▶ [Exercise goal]:
Select every line below containing the word "alors".
━━━
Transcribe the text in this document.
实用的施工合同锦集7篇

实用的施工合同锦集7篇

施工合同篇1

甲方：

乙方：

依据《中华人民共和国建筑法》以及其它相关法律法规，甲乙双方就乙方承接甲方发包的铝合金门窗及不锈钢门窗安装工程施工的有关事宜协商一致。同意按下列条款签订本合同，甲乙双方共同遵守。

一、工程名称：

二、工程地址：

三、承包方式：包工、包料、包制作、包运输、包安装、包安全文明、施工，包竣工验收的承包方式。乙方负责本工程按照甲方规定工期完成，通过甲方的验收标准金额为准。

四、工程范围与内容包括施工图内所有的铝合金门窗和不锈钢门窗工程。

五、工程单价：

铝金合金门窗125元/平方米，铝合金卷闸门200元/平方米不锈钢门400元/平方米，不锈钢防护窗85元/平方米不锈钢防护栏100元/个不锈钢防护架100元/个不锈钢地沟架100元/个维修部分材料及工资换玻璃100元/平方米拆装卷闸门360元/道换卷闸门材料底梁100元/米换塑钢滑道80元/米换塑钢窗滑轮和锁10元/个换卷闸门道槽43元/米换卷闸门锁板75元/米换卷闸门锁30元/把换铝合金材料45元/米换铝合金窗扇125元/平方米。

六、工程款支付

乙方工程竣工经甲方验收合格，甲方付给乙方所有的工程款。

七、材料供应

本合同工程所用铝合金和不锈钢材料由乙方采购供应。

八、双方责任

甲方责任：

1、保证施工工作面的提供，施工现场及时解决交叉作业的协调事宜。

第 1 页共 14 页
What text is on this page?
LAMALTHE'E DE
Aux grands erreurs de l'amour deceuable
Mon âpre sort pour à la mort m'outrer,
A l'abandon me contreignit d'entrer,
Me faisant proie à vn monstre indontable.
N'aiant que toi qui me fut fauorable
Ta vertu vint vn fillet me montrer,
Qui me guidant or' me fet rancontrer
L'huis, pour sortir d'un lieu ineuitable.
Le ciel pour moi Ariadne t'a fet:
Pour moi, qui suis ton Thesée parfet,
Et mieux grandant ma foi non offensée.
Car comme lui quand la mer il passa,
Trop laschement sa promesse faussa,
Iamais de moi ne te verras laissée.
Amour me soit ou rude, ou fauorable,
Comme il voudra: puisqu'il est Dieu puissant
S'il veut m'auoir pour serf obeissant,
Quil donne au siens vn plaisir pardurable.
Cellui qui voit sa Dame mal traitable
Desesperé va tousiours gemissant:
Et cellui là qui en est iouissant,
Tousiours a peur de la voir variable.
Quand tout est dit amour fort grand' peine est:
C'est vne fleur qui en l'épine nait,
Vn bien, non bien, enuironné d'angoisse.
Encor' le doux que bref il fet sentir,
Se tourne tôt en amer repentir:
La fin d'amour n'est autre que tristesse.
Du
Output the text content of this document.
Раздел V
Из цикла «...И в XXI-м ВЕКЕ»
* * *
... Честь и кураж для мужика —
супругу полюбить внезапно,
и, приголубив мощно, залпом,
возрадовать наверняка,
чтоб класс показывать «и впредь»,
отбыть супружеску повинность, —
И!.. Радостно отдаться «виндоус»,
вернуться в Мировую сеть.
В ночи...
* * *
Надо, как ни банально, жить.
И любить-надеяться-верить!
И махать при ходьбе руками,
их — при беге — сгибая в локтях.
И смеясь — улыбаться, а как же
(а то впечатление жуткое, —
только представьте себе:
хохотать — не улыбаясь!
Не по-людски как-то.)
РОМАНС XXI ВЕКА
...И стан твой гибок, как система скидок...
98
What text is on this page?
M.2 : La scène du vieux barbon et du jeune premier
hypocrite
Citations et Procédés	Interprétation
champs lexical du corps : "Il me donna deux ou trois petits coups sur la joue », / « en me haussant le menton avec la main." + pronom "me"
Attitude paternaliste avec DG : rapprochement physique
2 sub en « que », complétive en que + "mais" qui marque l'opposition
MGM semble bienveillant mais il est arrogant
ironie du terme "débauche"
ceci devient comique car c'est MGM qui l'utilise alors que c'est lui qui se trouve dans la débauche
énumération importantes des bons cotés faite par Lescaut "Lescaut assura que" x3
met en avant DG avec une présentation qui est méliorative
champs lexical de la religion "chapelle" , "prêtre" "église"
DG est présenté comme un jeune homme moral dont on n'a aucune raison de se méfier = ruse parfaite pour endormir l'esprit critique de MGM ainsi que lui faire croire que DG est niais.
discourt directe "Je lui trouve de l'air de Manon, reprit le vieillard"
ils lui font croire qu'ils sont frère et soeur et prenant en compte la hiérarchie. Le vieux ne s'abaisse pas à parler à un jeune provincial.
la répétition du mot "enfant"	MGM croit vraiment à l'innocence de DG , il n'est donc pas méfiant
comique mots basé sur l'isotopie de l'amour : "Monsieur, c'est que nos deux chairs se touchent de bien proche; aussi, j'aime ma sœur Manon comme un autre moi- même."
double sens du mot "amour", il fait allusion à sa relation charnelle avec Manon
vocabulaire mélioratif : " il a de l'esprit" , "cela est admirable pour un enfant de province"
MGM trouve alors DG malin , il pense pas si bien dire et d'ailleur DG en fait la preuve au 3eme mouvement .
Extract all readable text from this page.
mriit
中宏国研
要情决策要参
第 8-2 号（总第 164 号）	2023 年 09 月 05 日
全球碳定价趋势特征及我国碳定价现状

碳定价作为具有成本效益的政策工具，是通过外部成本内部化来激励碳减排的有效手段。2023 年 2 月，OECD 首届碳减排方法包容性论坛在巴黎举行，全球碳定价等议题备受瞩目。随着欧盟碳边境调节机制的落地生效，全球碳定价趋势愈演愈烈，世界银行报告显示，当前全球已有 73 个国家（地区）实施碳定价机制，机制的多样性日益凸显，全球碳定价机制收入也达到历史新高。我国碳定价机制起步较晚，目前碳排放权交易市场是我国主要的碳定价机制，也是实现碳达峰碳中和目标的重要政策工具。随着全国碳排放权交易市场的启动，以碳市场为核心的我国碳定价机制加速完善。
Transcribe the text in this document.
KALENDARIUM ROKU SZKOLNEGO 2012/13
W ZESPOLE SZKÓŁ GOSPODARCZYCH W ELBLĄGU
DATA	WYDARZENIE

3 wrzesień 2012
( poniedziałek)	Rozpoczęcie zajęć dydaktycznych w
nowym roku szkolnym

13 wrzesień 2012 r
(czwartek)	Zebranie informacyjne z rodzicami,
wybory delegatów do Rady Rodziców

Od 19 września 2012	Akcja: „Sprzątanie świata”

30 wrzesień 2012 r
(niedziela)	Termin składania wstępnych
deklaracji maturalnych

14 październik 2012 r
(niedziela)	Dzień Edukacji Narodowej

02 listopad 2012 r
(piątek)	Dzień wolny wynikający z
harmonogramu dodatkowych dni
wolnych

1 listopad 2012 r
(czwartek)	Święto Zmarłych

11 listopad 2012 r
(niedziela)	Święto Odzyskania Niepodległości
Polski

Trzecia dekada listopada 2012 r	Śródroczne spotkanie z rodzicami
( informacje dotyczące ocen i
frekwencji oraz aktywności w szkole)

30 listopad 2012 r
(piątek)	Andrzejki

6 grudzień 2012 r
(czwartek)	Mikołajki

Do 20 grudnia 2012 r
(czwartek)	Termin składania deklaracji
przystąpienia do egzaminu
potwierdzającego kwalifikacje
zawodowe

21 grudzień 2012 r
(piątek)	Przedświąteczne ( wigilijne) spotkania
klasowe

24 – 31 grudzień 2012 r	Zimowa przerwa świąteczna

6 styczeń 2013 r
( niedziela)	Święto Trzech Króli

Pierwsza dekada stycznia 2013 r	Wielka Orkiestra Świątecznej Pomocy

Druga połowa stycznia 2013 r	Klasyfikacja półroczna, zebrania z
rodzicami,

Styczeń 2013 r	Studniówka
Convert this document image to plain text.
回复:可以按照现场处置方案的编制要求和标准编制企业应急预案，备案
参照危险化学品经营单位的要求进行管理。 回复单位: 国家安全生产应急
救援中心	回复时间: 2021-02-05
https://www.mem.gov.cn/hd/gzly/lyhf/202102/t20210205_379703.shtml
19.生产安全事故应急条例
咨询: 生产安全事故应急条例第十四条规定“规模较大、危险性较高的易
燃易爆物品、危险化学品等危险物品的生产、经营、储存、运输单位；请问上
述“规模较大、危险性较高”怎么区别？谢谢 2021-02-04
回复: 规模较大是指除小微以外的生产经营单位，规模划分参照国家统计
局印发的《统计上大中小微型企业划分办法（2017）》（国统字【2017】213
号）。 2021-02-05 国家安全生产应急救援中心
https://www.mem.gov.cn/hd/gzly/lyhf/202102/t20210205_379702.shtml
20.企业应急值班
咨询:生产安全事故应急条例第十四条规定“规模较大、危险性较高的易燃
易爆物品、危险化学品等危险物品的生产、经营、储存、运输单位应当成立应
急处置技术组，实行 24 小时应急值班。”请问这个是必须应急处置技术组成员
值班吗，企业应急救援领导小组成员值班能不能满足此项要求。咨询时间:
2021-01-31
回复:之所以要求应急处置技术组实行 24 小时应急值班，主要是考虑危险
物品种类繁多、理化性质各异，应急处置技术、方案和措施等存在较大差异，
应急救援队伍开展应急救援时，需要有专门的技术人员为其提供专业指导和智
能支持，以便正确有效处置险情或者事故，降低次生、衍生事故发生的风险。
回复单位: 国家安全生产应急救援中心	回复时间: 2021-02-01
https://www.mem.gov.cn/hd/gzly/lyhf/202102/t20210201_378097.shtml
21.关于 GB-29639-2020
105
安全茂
━━━
▶ [Output of the exercise]:
ceci devient comique car c'est MGM qui l'utilise alors que c'est lui qui se trouve dans la débauche
MGM trouve alors DG malin , il pense pas si bien dire et d'ailleur DG en fait la preuve au 3eme mouvement .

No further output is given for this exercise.